PROBLEM DESCRIPTION:
Check every line below for the word "beruvchi" and copy the ones that have it.

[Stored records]
>> start

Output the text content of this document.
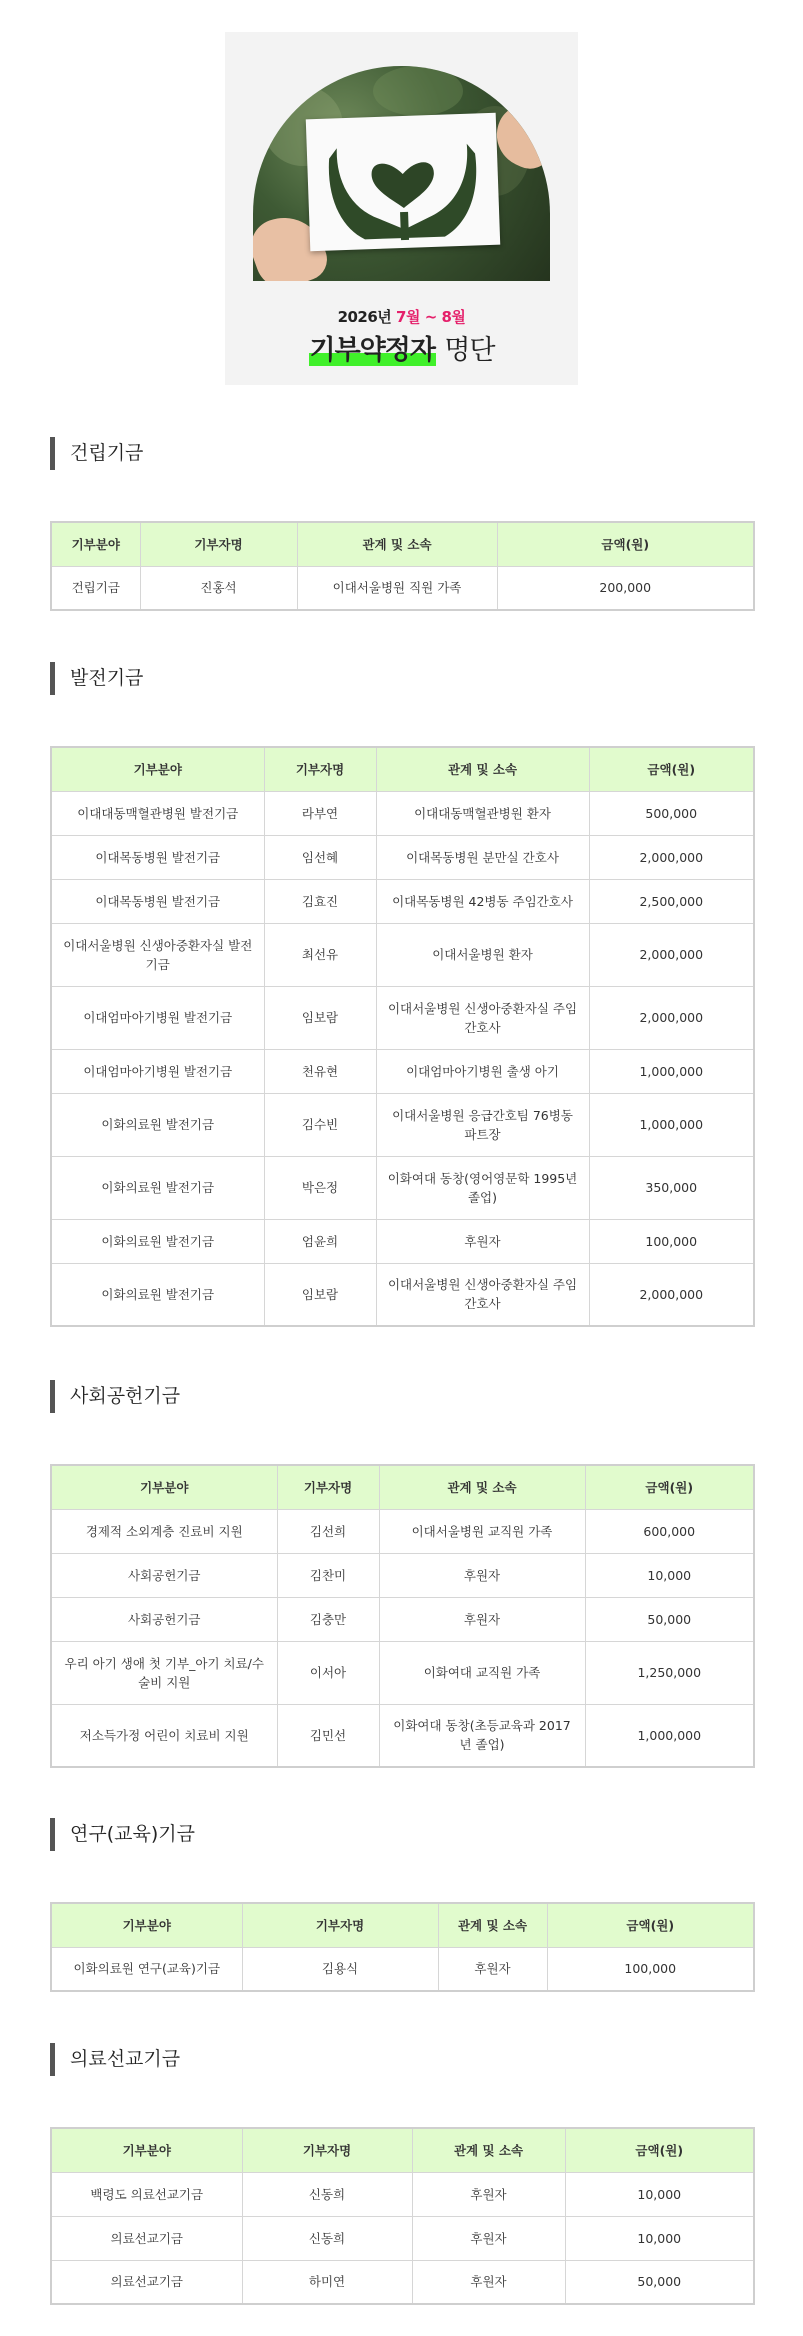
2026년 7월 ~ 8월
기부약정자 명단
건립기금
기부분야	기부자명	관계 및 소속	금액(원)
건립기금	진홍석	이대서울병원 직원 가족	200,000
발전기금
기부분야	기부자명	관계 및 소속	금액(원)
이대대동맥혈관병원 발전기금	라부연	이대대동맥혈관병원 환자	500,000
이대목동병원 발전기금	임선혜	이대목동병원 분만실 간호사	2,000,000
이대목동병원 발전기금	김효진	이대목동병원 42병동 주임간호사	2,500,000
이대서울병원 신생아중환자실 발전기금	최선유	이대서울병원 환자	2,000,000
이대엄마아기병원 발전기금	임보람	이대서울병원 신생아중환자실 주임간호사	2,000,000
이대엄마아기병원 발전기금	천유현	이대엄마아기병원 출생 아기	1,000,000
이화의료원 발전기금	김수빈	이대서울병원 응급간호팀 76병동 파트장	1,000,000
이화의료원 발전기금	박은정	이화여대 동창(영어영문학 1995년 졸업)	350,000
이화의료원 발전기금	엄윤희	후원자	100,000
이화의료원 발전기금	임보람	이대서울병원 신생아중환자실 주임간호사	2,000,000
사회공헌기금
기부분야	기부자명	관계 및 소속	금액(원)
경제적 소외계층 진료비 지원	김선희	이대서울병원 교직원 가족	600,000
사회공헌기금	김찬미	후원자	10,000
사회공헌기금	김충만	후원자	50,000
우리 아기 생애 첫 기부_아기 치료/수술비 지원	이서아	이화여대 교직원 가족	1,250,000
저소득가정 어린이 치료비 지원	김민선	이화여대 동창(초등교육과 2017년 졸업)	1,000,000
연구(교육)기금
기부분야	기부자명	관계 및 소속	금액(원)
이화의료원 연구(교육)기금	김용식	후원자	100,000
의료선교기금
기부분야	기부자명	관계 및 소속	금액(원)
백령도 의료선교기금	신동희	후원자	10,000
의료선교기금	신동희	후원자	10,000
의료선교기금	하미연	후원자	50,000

>> end
>> start

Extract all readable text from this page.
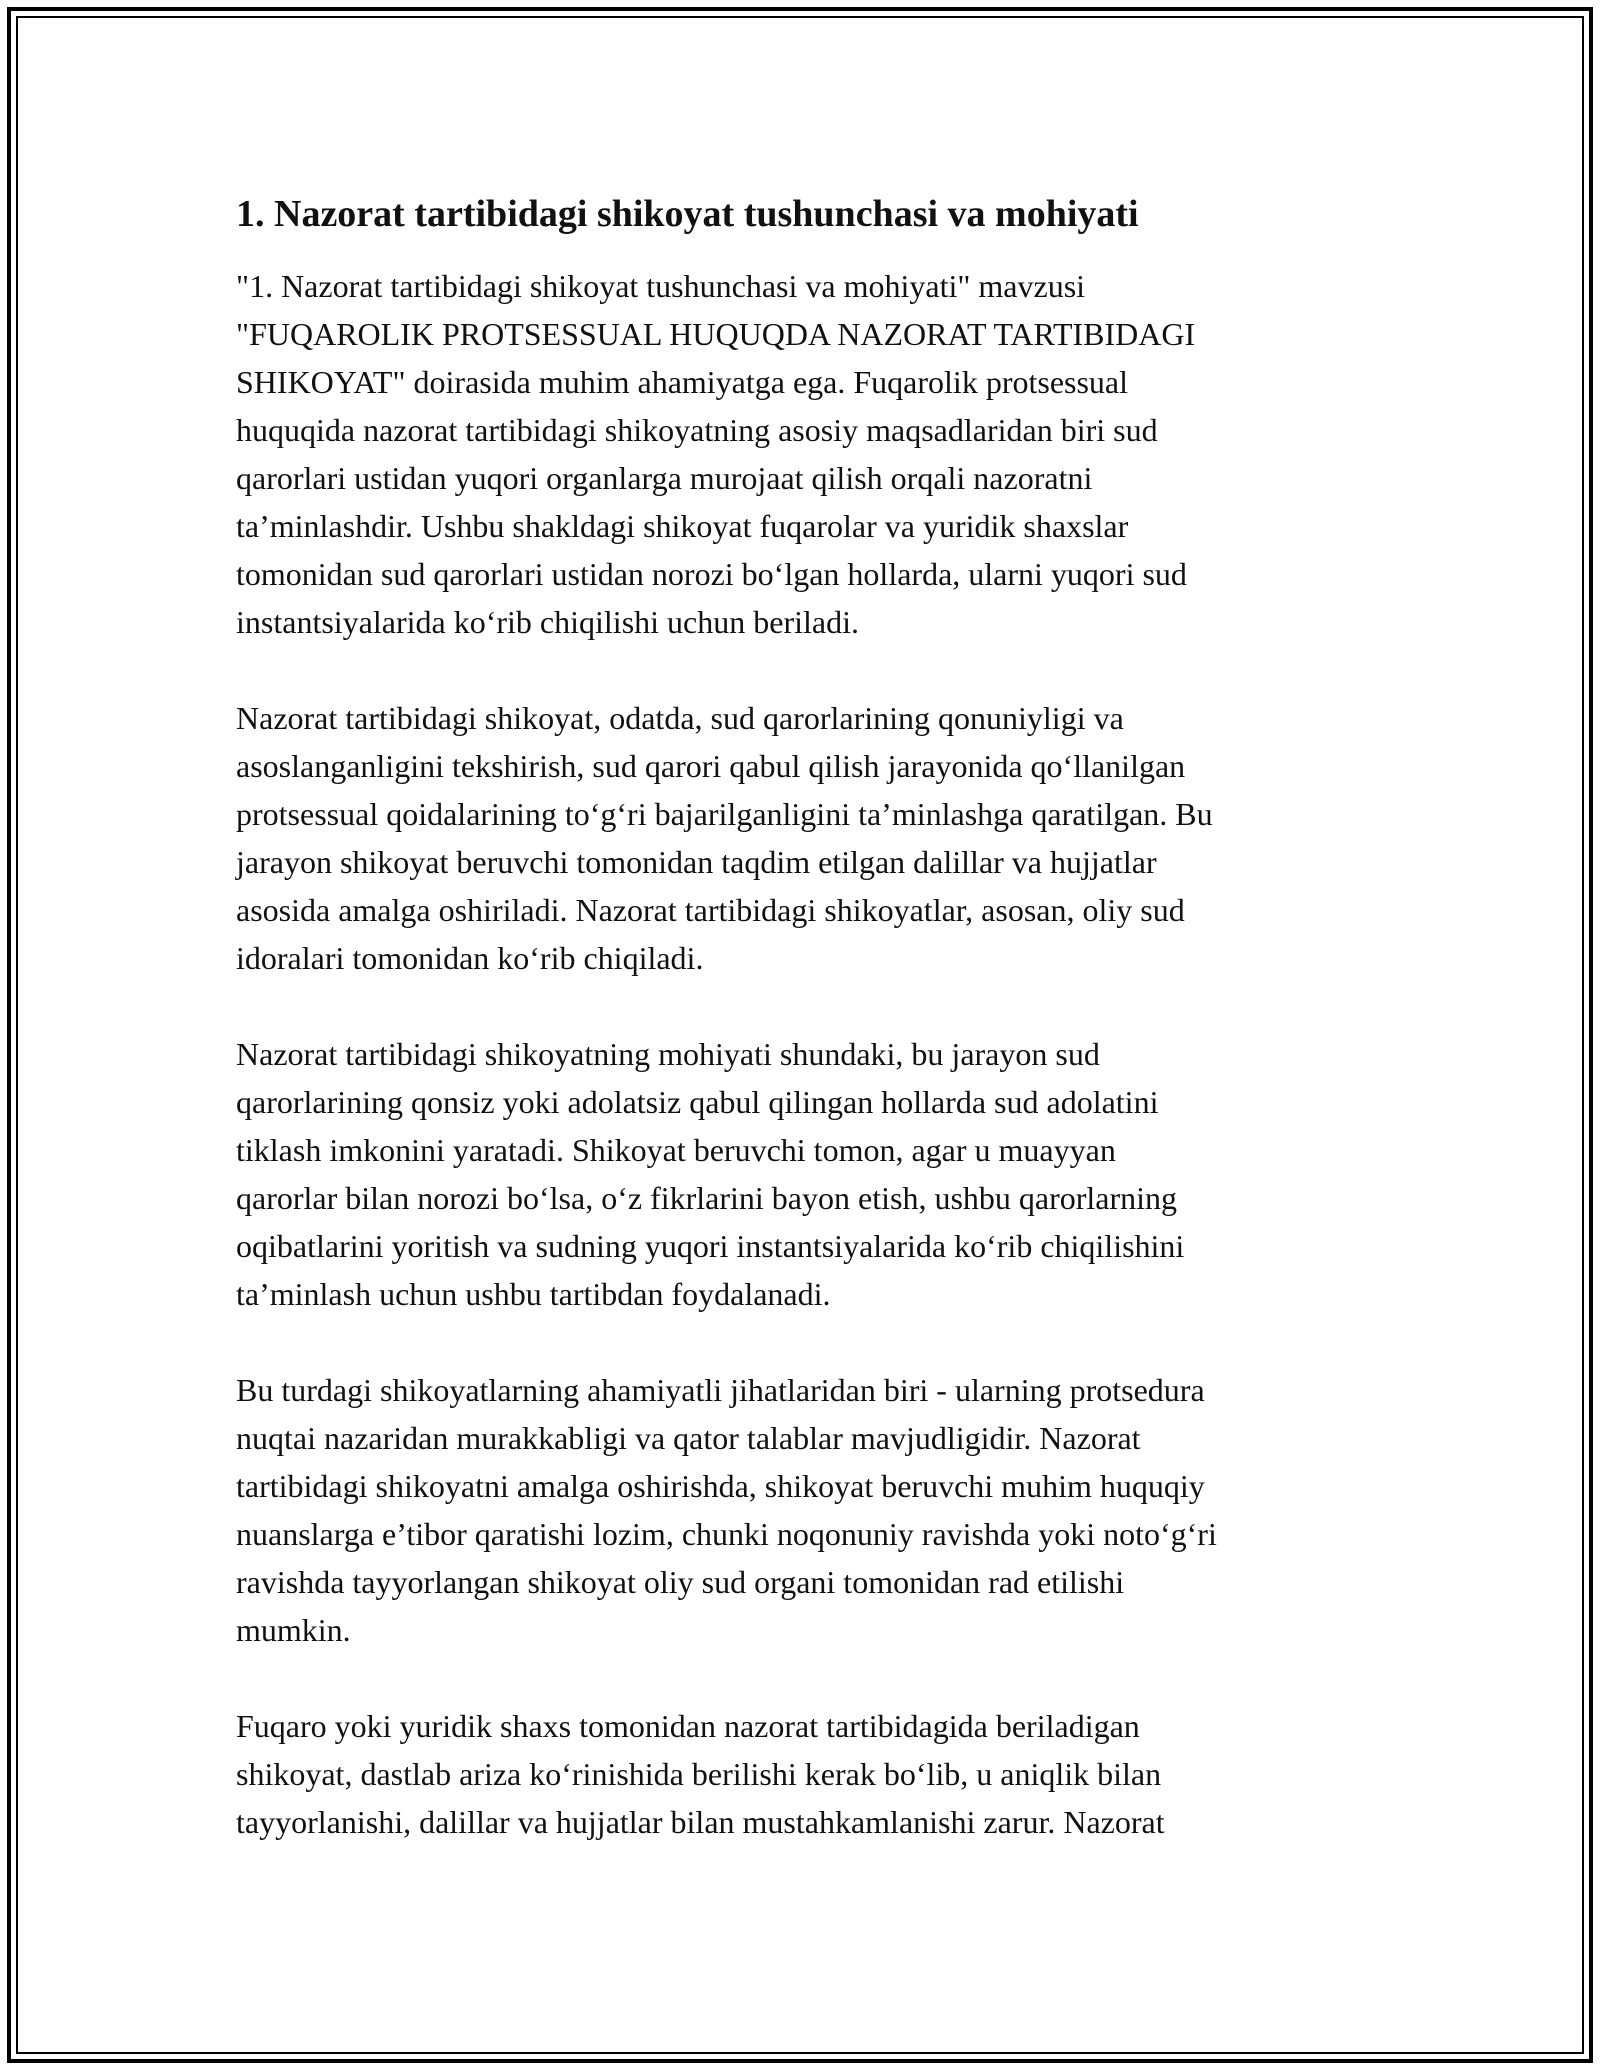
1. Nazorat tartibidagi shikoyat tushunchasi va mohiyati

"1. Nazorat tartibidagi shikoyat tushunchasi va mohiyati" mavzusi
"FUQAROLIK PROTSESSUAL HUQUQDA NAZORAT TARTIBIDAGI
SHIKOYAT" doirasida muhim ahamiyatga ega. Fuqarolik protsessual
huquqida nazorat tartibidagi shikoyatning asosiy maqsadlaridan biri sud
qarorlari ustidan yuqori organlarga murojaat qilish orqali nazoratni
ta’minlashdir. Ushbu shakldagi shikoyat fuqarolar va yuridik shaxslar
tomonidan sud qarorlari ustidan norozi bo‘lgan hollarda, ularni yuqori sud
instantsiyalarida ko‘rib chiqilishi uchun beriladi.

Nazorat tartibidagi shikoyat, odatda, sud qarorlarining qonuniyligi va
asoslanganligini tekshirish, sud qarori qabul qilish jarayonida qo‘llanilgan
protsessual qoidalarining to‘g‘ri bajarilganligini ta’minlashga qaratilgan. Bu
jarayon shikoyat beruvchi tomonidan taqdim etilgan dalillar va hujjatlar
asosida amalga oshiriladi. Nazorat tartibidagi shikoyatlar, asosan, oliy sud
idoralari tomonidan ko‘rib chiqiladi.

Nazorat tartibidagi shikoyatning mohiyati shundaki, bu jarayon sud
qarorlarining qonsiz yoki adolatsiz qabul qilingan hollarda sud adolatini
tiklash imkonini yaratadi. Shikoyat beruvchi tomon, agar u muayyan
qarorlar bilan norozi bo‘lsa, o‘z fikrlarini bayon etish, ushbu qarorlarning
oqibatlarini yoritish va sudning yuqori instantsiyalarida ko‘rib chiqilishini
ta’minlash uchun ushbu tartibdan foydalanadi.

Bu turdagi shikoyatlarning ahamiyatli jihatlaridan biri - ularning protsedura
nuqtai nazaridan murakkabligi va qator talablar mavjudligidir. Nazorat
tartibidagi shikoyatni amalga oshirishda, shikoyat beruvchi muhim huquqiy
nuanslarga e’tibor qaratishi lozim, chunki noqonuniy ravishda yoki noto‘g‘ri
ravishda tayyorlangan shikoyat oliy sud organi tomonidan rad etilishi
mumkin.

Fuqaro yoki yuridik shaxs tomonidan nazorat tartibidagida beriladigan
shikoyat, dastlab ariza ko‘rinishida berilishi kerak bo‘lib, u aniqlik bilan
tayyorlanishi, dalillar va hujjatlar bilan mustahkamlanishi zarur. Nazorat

>> end

REPLY:
jarayon shikoyat beruvchi tomonidan taqdim etilgan dalillar va hujjatlar
tiklash imkonini yaratadi. Shikoyat beruvchi tomon, agar u muayyan
tartibidagi shikoyatni amalga oshirishda, shikoyat beruvchi muhim huquqiy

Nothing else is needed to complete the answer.